***** INFORMATION SHOWN
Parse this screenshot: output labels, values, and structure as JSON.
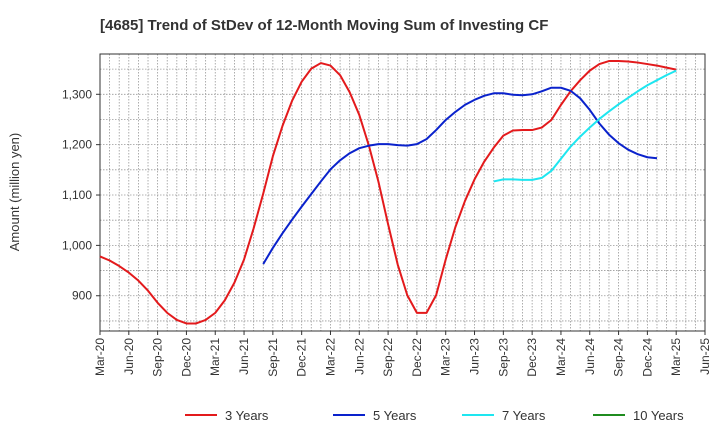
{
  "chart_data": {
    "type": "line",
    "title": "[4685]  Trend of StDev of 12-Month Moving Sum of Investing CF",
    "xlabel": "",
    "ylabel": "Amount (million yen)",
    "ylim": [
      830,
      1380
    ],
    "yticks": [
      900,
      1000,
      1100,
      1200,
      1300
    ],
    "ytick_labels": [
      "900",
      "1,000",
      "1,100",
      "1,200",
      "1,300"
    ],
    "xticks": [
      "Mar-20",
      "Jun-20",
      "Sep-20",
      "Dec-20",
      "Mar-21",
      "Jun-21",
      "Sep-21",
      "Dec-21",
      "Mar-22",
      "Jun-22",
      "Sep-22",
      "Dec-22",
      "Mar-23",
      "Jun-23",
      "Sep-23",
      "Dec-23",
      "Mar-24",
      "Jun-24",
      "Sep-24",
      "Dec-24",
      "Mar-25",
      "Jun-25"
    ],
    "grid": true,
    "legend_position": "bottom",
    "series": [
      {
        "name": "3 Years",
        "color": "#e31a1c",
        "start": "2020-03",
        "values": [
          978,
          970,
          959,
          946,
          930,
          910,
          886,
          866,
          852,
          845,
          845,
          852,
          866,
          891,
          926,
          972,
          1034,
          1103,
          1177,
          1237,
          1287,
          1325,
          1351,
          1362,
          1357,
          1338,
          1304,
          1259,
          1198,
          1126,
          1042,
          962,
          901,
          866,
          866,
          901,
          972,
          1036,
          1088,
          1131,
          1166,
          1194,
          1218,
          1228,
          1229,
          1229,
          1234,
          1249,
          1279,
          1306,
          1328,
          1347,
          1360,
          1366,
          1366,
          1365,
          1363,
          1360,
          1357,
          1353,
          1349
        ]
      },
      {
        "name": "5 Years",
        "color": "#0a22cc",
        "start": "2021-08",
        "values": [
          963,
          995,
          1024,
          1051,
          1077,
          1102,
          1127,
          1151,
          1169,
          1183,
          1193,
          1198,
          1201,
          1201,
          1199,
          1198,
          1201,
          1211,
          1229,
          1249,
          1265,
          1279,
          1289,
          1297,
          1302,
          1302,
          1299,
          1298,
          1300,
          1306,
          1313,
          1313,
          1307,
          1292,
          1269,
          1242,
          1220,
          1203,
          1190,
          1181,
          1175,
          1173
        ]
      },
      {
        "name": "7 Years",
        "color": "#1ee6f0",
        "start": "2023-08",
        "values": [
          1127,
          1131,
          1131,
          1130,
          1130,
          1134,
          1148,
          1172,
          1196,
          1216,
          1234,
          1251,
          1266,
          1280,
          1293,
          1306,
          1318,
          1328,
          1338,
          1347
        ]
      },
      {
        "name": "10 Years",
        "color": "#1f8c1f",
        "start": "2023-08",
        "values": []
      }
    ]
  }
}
**********
> TASK BRIEF: Each entry above should be reproduced exactly, with the pictures removed.

> WRITTEN ANSWER:
Parse this screenshot: output labels, values, and structure as JSON.
{
  "chart_data": {
    "type": "line",
    "title": "[4685]  Trend of StDev of 12-Month Moving Sum of Investing CF",
    "xlabel": "",
    "ylabel": "Amount (million yen)",
    "ylim": [
      830,
      1380
    ],
    "yticks": [
      900,
      1000,
      1100,
      1200,
      1300
    ],
    "ytick_labels": [
      "900",
      "1,000",
      "1,100",
      "1,200",
      "1,300"
    ],
    "xticks": [
      "Mar-20",
      "Jun-20",
      "Sep-20",
      "Dec-20",
      "Mar-21",
      "Jun-21",
      "Sep-21",
      "Dec-21",
      "Mar-22",
      "Jun-22",
      "Sep-22",
      "Dec-22",
      "Mar-23",
      "Jun-23",
      "Sep-23",
      "Dec-23",
      "Mar-24",
      "Jun-24",
      "Sep-24",
      "Dec-24",
      "Mar-25",
      "Jun-25"
    ],
    "grid": true,
    "legend_position": "bottom",
    "series": [
      {
        "name": "3 Years",
        "color": "#e31a1c",
        "start": "2020-03",
        "values": [
          978,
          970,
          959,
          946,
          930,
          910,
          886,
          866,
          852,
          845,
          845,
          852,
          866,
          891,
          926,
          972,
          1034,
          1103,
          1177,
          1237,
          1287,
          1325,
          1351,
          1362,
          1357,
          1338,
          1304,
          1259,
          1198,
          1126,
          1042,
          962,
          901,
          866,
          866,
          901,
          972,
          1036,
          1088,
          1131,
          1166,
          1194,
          1218,
          1228,
          1229,
          1229,
          1234,
          1249,
          1279,
          1306,
          1328,
          1347,
          1360,
          1366,
          1366,
          1365,
          1363,
          1360,
          1357,
          1353,
          1349
        ]
      },
      {
        "name": "5 Years",
        "color": "#0a22cc",
        "start": "2021-08",
        "values": [
          963,
          995,
          1024,
          1051,
          1077,
          1102,
          1127,
          1151,
          1169,
          1183,
          1193,
          1198,
          1201,
          1201,
          1199,
          1198,
          1201,
          1211,
          1229,
          1249,
          1265,
          1279,
          1289,
          1297,
          1302,
          1302,
          1299,
          1298,
          1300,
          1306,
          1313,
          1313,
          1307,
          1292,
          1269,
          1242,
          1220,
          1203,
          1190,
          1181,
          1175,
          1173
        ]
      },
      {
        "name": "7 Years",
        "color": "#1ee6f0",
        "start": "2023-08",
        "values": [
          1127,
          1131,
          1131,
          1130,
          1130,
          1134,
          1148,
          1172,
          1196,
          1216,
          1234,
          1251,
          1266,
          1280,
          1293,
          1306,
          1318,
          1328,
          1338,
          1347
        ]
      },
      {
        "name": "10 Years",
        "color": "#1f8c1f",
        "start": "2023-08",
        "values": []
      }
    ]
  }
}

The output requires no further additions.